_EXERCISE OBJECTIVE:_ From the listing below, pick out each line with the word "true".

(begin)

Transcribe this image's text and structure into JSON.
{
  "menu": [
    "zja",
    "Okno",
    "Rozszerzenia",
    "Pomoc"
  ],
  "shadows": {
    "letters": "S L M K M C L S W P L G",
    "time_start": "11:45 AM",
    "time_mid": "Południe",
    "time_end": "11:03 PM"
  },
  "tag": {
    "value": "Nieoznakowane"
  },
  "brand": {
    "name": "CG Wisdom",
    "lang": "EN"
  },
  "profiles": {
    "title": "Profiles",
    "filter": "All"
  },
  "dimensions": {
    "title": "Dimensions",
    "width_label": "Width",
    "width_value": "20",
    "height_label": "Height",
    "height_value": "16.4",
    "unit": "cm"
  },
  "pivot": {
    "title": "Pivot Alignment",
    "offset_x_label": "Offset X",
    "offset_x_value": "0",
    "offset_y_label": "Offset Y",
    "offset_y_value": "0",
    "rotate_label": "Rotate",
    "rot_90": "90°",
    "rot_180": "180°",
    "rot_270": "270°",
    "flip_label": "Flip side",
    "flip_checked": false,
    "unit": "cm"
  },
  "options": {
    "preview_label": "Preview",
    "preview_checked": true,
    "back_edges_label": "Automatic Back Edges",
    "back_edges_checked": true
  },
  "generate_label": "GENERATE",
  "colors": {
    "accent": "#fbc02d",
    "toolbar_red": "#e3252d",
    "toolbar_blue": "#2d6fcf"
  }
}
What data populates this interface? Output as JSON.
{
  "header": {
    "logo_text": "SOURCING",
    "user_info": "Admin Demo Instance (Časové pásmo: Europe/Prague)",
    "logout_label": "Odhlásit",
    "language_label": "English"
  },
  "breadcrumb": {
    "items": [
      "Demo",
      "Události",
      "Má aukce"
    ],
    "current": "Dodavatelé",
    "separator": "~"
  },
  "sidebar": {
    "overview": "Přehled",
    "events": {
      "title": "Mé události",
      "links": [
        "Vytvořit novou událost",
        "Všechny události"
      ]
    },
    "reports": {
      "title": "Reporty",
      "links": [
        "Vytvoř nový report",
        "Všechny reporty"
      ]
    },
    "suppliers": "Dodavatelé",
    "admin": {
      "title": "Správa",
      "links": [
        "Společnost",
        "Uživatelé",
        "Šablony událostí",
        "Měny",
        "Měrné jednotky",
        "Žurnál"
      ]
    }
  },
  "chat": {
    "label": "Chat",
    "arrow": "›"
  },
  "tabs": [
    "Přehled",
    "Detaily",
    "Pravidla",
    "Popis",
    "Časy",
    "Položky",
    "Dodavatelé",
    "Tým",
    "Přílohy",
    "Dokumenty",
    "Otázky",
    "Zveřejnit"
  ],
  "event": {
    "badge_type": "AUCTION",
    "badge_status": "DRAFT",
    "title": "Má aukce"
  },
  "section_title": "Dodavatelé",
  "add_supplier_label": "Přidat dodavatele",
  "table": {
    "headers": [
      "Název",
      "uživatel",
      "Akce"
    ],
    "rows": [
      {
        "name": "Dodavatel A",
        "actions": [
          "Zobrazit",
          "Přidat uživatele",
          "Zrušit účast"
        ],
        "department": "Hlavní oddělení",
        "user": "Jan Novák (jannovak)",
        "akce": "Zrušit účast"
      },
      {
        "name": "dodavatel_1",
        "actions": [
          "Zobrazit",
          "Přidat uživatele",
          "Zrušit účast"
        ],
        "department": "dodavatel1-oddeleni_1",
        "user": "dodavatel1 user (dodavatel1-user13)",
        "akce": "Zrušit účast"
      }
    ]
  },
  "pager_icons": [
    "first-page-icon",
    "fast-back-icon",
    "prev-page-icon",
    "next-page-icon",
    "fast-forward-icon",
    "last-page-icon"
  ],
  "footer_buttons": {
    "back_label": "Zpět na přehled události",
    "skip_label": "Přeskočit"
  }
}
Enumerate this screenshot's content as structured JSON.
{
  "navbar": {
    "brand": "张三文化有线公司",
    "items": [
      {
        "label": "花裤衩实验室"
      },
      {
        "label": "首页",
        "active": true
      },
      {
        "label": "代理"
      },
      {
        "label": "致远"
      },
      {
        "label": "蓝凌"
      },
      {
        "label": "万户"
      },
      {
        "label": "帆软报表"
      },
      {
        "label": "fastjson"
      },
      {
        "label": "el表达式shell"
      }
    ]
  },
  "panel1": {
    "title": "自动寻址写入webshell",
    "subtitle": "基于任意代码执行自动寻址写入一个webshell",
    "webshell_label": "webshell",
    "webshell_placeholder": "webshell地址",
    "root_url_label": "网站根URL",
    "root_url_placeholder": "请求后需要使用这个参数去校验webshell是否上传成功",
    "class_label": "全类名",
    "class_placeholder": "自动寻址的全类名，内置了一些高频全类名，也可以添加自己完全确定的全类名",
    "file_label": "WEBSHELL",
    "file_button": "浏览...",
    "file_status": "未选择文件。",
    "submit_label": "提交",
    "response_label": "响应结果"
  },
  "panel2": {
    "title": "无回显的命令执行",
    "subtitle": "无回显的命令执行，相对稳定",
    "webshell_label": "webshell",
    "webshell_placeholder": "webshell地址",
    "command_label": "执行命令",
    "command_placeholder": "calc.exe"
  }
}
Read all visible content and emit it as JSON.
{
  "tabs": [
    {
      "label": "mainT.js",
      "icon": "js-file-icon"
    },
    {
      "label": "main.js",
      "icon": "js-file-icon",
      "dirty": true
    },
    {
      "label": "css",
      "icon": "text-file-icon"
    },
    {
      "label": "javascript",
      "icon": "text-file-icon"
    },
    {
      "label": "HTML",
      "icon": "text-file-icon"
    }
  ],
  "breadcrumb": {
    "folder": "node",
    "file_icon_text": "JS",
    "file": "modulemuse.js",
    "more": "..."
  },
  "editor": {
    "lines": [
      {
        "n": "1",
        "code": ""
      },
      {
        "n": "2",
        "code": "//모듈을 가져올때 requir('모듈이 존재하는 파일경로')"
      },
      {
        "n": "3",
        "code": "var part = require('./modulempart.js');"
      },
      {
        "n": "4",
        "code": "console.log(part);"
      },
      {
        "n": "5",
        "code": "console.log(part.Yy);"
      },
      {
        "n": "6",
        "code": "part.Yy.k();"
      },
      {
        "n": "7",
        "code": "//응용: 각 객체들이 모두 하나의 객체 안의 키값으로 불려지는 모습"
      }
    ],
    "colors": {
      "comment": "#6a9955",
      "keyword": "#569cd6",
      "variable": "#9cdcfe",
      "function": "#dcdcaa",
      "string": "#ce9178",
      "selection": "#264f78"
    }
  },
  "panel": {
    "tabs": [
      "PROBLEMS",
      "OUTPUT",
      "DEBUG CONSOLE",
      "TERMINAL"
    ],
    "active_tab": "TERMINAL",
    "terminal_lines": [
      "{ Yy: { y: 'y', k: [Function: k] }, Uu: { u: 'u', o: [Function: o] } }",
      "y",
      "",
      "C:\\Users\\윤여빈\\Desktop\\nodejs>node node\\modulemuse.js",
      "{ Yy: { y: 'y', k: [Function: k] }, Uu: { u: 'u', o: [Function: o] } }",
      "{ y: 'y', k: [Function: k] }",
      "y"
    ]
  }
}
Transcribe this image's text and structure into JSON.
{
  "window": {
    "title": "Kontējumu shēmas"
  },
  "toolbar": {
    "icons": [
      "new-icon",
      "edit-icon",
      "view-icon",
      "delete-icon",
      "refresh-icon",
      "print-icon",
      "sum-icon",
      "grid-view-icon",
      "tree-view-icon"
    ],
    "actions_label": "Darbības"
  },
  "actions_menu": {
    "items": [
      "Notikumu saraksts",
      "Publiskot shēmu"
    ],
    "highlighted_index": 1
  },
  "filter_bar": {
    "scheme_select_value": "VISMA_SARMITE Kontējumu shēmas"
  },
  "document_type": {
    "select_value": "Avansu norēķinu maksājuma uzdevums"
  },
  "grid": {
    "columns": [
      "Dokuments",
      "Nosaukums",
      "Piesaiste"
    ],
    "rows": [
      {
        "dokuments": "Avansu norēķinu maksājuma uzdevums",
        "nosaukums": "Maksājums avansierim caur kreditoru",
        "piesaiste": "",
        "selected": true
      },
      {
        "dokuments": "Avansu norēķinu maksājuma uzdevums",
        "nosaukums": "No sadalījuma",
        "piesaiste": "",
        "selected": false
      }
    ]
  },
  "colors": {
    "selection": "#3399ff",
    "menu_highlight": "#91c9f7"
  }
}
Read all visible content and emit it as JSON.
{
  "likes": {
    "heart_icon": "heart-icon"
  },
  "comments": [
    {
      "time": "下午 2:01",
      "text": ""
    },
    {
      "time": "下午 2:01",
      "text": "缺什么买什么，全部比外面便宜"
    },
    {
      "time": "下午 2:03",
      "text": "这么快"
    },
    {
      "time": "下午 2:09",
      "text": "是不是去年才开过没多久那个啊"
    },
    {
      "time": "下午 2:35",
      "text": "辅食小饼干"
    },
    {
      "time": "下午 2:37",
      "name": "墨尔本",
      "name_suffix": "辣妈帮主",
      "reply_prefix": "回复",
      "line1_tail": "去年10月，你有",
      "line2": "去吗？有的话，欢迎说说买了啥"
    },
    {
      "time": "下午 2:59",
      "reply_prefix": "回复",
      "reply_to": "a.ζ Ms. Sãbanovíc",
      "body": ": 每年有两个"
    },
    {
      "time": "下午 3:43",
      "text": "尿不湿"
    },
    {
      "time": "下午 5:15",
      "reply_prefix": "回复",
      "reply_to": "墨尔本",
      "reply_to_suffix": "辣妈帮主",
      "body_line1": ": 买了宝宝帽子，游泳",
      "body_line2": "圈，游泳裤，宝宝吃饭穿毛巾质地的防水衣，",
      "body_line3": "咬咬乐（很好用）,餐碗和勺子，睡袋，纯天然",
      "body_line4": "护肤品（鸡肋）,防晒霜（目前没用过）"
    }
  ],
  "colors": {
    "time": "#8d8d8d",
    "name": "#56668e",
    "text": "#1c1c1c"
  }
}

(end)

_RESULT FOR THIS TASK:_
    "preview_checked": true,
    "back_edges_checked": true
        "active": true
      "dirty": true
        "selected": true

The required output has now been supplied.